**Provided entries:**
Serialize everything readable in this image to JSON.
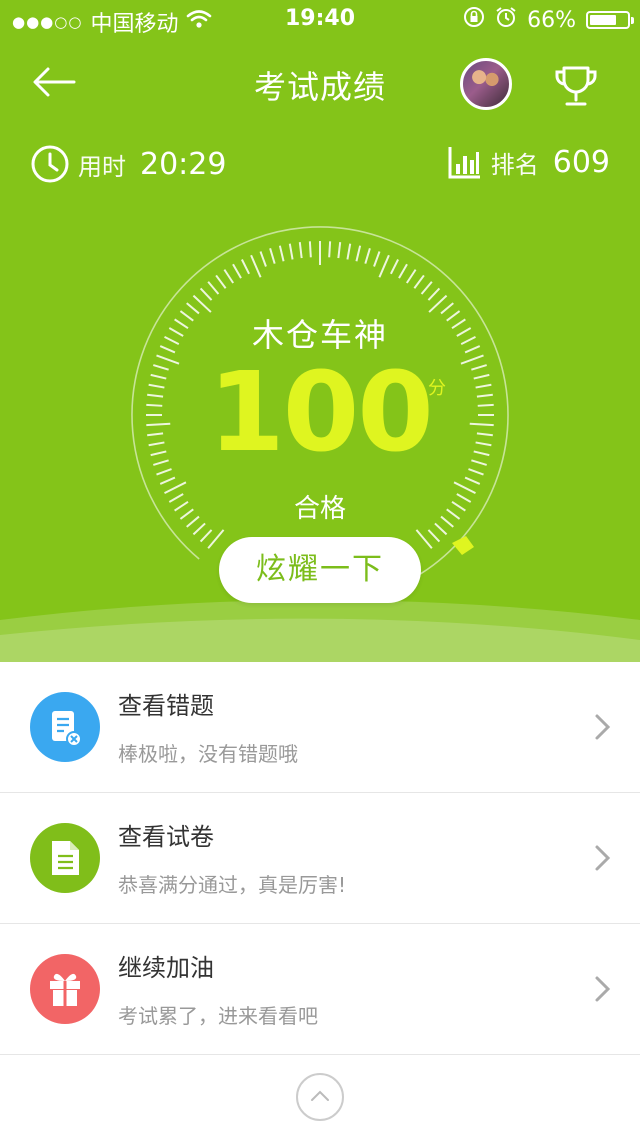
{
  "status_bar": {
    "signal": "●●●○○",
    "carrier": "中国移动",
    "wifi_icon": "wifi-icon",
    "time": "19:40",
    "battery_percent": "66%",
    "battery_level": 0.66
  },
  "nav": {
    "title": "考试成绩",
    "back_icon": "back-arrow-icon",
    "trophy_icon": "trophy-icon"
  },
  "stats": {
    "time_label": "用时",
    "time_value": "20:29",
    "rank_label": "排名",
    "rank_value": "609"
  },
  "result": {
    "level_name": "木仓车神",
    "score": "100",
    "score_unit": "分",
    "status": "合格",
    "share_label": "炫耀一下"
  },
  "actions": [
    {
      "title": "查看错题",
      "subtitle": "棒极啦，没有错题哦",
      "icon": "wrong-questions-icon",
      "color": "#3aa8f0"
    },
    {
      "title": "查看试卷",
      "subtitle": "恭喜满分通过，真是厉害!",
      "icon": "exam-paper-icon",
      "color": "#80be1a"
    },
    {
      "title": "继续加油",
      "subtitle": "考试累了，进来看看吧",
      "icon": "gift-icon",
      "color": "#f26566"
    }
  ],
  "colors": {
    "header_bg": "#84c419",
    "score_color": "#dff520",
    "button_text": "#7cbd1b"
  }
}
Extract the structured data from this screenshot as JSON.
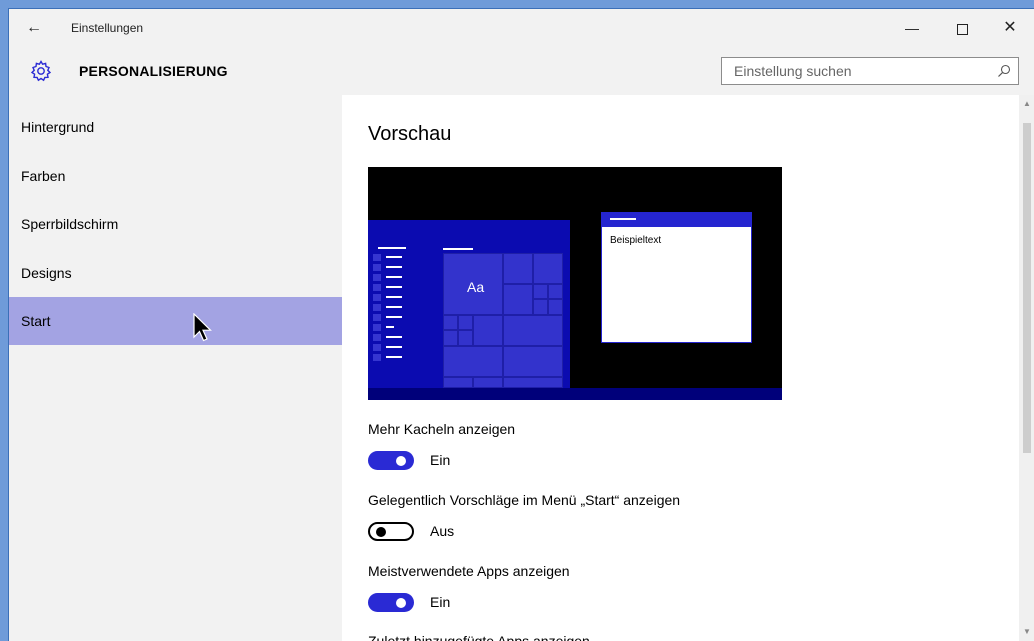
{
  "titlebar": {
    "title": "Einstellungen",
    "back_icon": "arrow-left-icon",
    "minimize_glyph": "—",
    "close_glyph": "✕"
  },
  "header": {
    "title": "PERSONALISIERUNG",
    "icon": "gear-icon",
    "search_placeholder": "Einstellung suchen"
  },
  "colors": {
    "accent": "#2a2ad4",
    "selected_nav": "#a3a3e3",
    "sidebar_bg": "#f2f2f2",
    "desktop_bg": "#6f9bd9"
  },
  "sidebar": {
    "items": [
      {
        "label": "Hintergrund"
      },
      {
        "label": "Farben"
      },
      {
        "label": "Sperrbildschirm"
      },
      {
        "label": "Designs"
      },
      {
        "label": "Start",
        "selected": true
      }
    ]
  },
  "main": {
    "section_title": "Vorschau",
    "preview": {
      "tile_label": "Aa",
      "window_text": "Beispieltext"
    },
    "settings": [
      {
        "label": "Mehr Kacheln anzeigen",
        "on": true,
        "state_label": "Ein"
      },
      {
        "label": "Gelegentlich Vorschläge im Menü „Start“ anzeigen",
        "on": false,
        "state_label": "Aus"
      },
      {
        "label": "Meistverwendete Apps anzeigen",
        "on": true,
        "state_label": "Ein"
      },
      {
        "label": "Zuletzt hinzugefügte Apps anzeigen"
      }
    ]
  }
}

**Job:** Select every line of the records holding the string "JSON".

**Finished answer:**
Serialize everything readable in this image to JSON.
Extract the structured data from this screenshot as JSON.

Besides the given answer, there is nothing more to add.